Part of a data file:
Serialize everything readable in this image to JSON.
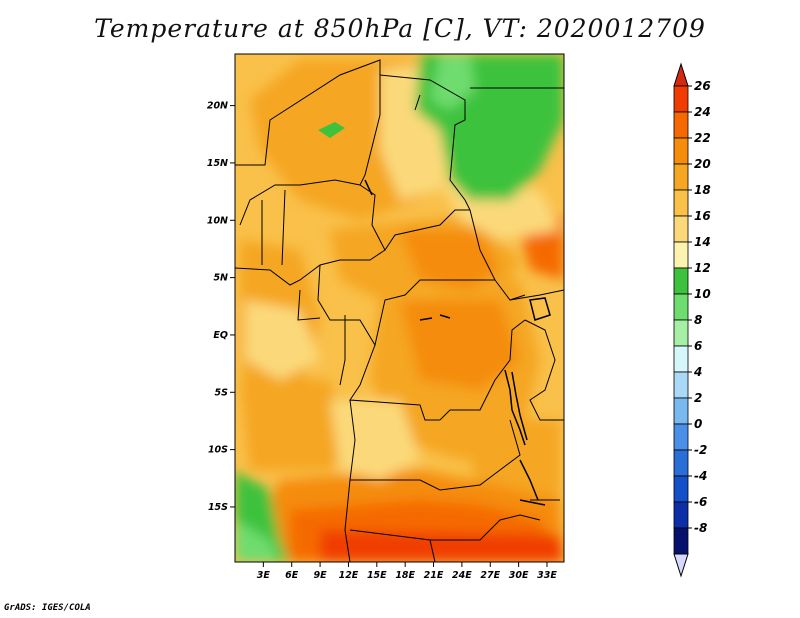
{
  "title": "Temperature at 850hPa [C], VT: 2020012709",
  "footer": "GrADS: IGES/COLA",
  "map": {
    "lat_labels": [
      "20N",
      "15N",
      "10N",
      "5N",
      "EQ",
      "5S",
      "10S",
      "15S"
    ],
    "lat_values": [
      20,
      15,
      10,
      5,
      0,
      -5,
      -10,
      -15
    ],
    "lon_labels": [
      "3E",
      "6E",
      "9E",
      "12E",
      "15E",
      "18E",
      "21E",
      "24E",
      "27E",
      "30E",
      "33E"
    ],
    "lon_values": [
      3,
      6,
      9,
      12,
      15,
      18,
      21,
      24,
      27,
      30,
      33
    ],
    "lon_range": [
      0,
      34.8
    ],
    "lat_range": [
      -19.8,
      24.5
    ]
  },
  "colorbar": {
    "labels": [
      "26",
      "24",
      "22",
      "20",
      "18",
      "16",
      "14",
      "12",
      "10",
      "8",
      "6",
      "4",
      "2",
      "0",
      "-2",
      "-4",
      "-6",
      "-8"
    ],
    "colors": [
      "#f03c00",
      "#f56a00",
      "#f58c0a",
      "#f5a623",
      "#f9c04a",
      "#fbd97a",
      "#fdf3b0",
      "#3ec23e",
      "#6edc6e",
      "#a6f0a6",
      "#d5f7fb",
      "#aad8f7",
      "#7ab8f0",
      "#4a90e8",
      "#2a6fd8",
      "#1550c8",
      "#0c2fa8",
      "#06116e"
    ],
    "top_color": "#d62a10",
    "bottom_color": "#d8d8fc"
  }
}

__Your objective__
Copy the material shown above in full and exactly. Skip the pictures.

__Answer to this problem__
Serialize everything readable in this image to JSON.
{
  "title": "Temperature at 850hPa [C], VT: 2020012709",
  "footer": "GrADS: IGES/COLA",
  "map": {
    "lat_labels": [
      "20N",
      "15N",
      "10N",
      "5N",
      "EQ",
      "5S",
      "10S",
      "15S"
    ],
    "lat_values": [
      20,
      15,
      10,
      5,
      0,
      -5,
      -10,
      -15
    ],
    "lon_labels": [
      "3E",
      "6E",
      "9E",
      "12E",
      "15E",
      "18E",
      "21E",
      "24E",
      "27E",
      "30E",
      "33E"
    ],
    "lon_values": [
      3,
      6,
      9,
      12,
      15,
      18,
      21,
      24,
      27,
      30,
      33
    ],
    "lon_range": [
      0,
      34.8
    ],
    "lat_range": [
      -19.8,
      24.5
    ]
  },
  "colorbar": {
    "labels": [
      "26",
      "24",
      "22",
      "20",
      "18",
      "16",
      "14",
      "12",
      "10",
      "8",
      "6",
      "4",
      "2",
      "0",
      "-2",
      "-4",
      "-6",
      "-8"
    ],
    "colors": [
      "#f03c00",
      "#f56a00",
      "#f58c0a",
      "#f5a623",
      "#f9c04a",
      "#fbd97a",
      "#fdf3b0",
      "#3ec23e",
      "#6edc6e",
      "#a6f0a6",
      "#d5f7fb",
      "#aad8f7",
      "#7ab8f0",
      "#4a90e8",
      "#2a6fd8",
      "#1550c8",
      "#0c2fa8",
      "#06116e"
    ],
    "top_color": "#d62a10",
    "bottom_color": "#d8d8fc"
  }
}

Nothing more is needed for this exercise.